## Text excerpt
[Start of section]
Towards the Terminator Economy: Assessing Job Exposure to AI through LLMs
Emilio Colombo, Fabio Mercorio, Mario Mezzanzanica, Antonio Serino

TL;DR
This paper introduces a data-driven framework using open-source large language models to assess job exposure to AI, developing the TEAI and TRAI indices to measure AI's impact on tasks and employment across the US.
Contribution
It presents a novel, reproducible methodology for quantifying AI exposure in occupations, validated through human evaluation and applied to real-world employment data.
Findings
Approximately one-third of US jobs are highly exposed to AI.
AI exposure correlates positively with employment and wage growth.
High variability in task substitution suggests AI and humans complement each other.
[End of section]
## Questions to answer
**1)** According to the job exposure summary, roughly what share of US jobs are highly exposed to AI?
**2)** List every author named in the job exposure summary.
**3)** Please write out the job exposure summary word for word, from "Contribution" up to and including "real-world employment data.".
The items come from a separate source, not from the job exposure summary.

## Extracted material
[Start of section]
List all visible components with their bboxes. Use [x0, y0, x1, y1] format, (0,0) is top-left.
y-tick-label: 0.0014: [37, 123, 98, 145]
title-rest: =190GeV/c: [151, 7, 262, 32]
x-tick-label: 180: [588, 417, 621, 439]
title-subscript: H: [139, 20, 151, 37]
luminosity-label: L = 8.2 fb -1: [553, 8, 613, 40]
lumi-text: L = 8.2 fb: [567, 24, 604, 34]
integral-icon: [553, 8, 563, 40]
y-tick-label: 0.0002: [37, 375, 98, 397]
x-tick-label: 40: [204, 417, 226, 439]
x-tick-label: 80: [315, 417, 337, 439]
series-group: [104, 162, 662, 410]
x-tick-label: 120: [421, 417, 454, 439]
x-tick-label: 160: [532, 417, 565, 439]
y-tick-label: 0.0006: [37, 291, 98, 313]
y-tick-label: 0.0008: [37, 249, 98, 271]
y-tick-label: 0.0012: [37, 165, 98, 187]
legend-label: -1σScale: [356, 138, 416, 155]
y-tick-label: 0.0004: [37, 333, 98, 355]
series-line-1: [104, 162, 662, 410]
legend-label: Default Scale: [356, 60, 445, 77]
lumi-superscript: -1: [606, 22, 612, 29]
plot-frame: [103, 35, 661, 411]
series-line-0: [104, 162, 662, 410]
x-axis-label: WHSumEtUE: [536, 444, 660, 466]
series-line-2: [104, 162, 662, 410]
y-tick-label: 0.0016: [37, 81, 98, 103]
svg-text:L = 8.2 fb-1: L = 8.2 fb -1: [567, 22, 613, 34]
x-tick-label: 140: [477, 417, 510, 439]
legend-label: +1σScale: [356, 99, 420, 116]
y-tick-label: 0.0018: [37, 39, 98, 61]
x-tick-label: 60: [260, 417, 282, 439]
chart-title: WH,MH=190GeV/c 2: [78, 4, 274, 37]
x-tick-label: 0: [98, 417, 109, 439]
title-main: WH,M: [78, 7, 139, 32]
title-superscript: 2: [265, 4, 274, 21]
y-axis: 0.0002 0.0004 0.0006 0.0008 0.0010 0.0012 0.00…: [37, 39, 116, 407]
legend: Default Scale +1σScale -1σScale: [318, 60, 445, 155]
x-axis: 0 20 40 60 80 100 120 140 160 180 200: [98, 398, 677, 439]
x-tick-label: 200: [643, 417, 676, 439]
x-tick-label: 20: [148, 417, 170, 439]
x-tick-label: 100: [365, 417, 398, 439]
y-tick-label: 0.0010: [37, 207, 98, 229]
[End of section]
## Task-by-task answers
**1)** Approximately one-third.

**2)** Emilio Colombo, Fabio Mercorio, Mario Mezzanzanica, Antonio Serino

**3)**
Contribution
It presents a novel, reproducible methodology for quantifying AI exposure in occupations, validated through human evaluation and applied to real-world employment data.